[Stored entries]
##########
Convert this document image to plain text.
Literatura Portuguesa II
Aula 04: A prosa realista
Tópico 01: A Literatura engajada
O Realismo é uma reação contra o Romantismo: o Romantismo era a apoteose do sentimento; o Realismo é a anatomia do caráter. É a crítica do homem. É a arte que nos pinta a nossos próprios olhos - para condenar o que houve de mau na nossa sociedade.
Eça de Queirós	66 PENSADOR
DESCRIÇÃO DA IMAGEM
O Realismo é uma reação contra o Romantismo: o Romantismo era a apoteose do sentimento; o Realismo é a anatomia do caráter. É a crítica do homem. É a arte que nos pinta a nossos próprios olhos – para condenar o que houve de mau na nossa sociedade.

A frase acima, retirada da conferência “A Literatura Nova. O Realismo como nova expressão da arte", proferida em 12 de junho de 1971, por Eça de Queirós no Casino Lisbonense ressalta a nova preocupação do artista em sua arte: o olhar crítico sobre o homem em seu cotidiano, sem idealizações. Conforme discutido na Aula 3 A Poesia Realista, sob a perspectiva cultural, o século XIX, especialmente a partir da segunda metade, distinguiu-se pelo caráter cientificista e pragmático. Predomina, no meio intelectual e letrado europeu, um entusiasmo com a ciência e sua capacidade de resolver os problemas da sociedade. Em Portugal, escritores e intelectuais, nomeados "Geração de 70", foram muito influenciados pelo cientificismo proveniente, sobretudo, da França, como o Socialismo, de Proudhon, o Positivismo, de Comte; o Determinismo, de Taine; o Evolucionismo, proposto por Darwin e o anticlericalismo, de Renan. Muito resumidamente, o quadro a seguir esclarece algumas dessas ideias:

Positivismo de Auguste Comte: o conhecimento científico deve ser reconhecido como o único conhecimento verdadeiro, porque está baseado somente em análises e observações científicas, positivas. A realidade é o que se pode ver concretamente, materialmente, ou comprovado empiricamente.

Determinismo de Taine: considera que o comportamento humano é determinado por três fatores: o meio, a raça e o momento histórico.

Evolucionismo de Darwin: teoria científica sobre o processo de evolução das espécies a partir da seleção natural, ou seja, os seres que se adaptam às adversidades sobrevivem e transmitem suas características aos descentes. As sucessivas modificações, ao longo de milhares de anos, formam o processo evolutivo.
##########
Repeat the data verbatim.

Convert this document image to plain text.
Literatura Portuguesa II
Aula 04: A prosa realista
Tópico 01: A Literatura engajada
O Realismo é uma reação contra o Romantismo: o Romantismo era a apoteose do sentimento; o Realismo é a anatomia do caráter. É a crítica do homem. É a arte que nos pinta a nossos próprios olhos - para condenar o que houve de mau na nossa sociedade.
Eça de Queirós	66 PENSADOR
DESCRIÇÃO DA IMAGEM
O Realismo é uma reação contra o Romantismo: o Romantismo era a apoteose do sentimento; o Realismo é a anatomia do caráter. É a crítica do homem. É a arte que nos pinta a nossos próprios olhos – para condenar o que houve de mau na nossa sociedade.

A frase acima, retirada da conferência “A Literatura Nova. O Realismo como nova expressão da arte", proferida em 12 de junho de 1971, por Eça de Queirós no Casino Lisbonense ressalta a nova preocupação do artista em sua arte: o olhar crítico sobre o homem em seu cotidiano, sem idealizações. Conforme discutido na Aula 3 A Poesia Realista, sob a perspectiva cultural, o século XIX, especialmente a partir da segunda metade, distinguiu-se pelo caráter cientificista e pragmático. Predomina, no meio intelectual e letrado europeu, um entusiasmo com a ciência e sua capacidade de resolver os problemas da sociedade. Em Portugal, escritores e intelectuais, nomeados "Geração de 70", foram muito influenciados pelo cientificismo proveniente, sobretudo, da França, como o Socialismo, de Proudhon, o Positivismo, de Comte; o Determinismo, de Taine; o Evolucionismo, proposto por Darwin e o anticlericalismo, de Renan. Muito resumidamente, o quadro a seguir esclarece algumas dessas ideias:

Positivismo de Auguste Comte: o conhecimento científico deve ser reconhecido como o único conhecimento verdadeiro, porque está baseado somente em análises e observações científicas, positivas. A realidade é o que se pode ver concretamente, materialmente, ou comprovado empiricamente.

Determinismo de Taine: considera que o comportamento humano é determinado por três fatores: o meio, a raça e o momento histórico.

Evolucionismo de Darwin: teoria científica sobre o processo de evolução das espécies a partir da seleção natural, ou seja, os seres que se adaptam às adversidades sobrevivem e transmitem suas características aos descentes. As sucessivas modificações, ao longo de milhares de anos, formam o processo evolutivo.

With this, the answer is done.